PROMPT –
Tally the lines in the following entries that include the word "this"; state only the total.

(Collection entries)
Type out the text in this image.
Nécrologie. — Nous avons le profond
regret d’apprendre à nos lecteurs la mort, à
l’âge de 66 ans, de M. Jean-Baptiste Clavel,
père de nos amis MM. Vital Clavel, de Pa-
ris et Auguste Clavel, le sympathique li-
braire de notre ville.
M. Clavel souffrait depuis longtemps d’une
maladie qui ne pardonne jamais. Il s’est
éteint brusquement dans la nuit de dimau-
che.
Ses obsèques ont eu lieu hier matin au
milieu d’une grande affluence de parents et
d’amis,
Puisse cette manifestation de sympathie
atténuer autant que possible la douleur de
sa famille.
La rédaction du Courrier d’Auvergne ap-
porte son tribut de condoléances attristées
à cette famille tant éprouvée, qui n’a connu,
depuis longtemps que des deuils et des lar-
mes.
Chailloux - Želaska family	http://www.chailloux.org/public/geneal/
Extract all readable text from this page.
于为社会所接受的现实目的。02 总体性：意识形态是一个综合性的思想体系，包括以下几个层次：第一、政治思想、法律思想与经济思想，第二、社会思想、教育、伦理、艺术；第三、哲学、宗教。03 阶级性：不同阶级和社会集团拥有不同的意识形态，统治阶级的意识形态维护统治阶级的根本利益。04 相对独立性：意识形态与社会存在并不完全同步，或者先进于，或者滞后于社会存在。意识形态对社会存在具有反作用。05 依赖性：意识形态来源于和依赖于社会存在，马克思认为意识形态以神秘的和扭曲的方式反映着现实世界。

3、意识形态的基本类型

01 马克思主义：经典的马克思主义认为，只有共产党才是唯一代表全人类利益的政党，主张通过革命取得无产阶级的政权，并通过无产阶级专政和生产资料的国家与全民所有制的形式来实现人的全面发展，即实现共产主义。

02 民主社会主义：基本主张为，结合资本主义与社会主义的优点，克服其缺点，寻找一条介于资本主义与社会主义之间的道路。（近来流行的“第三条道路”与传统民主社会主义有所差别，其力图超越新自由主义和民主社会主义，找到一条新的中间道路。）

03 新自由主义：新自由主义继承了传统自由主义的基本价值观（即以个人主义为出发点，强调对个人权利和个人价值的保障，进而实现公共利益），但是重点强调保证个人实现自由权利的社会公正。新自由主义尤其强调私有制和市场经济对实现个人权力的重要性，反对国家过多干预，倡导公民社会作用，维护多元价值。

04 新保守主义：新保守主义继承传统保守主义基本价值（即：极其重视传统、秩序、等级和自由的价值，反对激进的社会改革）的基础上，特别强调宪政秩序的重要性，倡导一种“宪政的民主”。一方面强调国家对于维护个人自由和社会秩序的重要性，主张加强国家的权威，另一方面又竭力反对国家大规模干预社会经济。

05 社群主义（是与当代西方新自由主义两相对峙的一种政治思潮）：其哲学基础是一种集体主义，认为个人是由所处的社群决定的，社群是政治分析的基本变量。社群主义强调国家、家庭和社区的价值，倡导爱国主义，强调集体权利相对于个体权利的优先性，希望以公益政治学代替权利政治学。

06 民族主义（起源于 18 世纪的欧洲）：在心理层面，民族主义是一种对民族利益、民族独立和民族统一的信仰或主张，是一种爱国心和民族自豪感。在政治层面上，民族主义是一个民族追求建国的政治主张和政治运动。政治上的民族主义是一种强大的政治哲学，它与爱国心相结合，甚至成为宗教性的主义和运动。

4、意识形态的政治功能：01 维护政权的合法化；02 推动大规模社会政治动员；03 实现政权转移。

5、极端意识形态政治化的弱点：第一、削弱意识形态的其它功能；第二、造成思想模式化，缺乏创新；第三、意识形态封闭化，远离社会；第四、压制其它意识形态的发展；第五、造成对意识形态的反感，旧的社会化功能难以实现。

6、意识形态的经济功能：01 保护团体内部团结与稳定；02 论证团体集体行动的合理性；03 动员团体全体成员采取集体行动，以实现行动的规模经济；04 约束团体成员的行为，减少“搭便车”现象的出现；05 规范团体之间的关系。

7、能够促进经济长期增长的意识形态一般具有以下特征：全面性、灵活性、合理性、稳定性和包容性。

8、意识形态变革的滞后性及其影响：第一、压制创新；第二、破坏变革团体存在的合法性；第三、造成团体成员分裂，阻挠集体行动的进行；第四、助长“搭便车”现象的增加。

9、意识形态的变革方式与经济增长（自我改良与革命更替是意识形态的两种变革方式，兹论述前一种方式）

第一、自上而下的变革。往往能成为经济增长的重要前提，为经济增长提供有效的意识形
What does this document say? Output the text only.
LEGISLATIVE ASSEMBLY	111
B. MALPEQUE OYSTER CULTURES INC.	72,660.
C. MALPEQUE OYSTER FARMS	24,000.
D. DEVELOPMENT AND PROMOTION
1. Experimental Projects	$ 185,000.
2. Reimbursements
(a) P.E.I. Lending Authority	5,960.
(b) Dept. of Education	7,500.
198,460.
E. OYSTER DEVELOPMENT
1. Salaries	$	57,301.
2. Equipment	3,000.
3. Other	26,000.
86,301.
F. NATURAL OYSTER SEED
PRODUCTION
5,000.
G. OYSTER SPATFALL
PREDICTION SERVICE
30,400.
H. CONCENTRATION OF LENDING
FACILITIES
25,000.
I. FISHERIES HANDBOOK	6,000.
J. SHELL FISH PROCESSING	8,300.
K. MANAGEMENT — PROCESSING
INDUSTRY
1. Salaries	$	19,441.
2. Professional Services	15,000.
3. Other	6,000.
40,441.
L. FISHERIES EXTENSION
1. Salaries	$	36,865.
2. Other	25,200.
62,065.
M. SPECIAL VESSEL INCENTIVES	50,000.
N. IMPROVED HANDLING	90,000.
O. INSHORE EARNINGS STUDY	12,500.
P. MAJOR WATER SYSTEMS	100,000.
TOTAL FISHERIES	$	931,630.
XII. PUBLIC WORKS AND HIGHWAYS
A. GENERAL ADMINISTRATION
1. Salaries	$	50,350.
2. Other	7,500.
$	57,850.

ANSWER –
3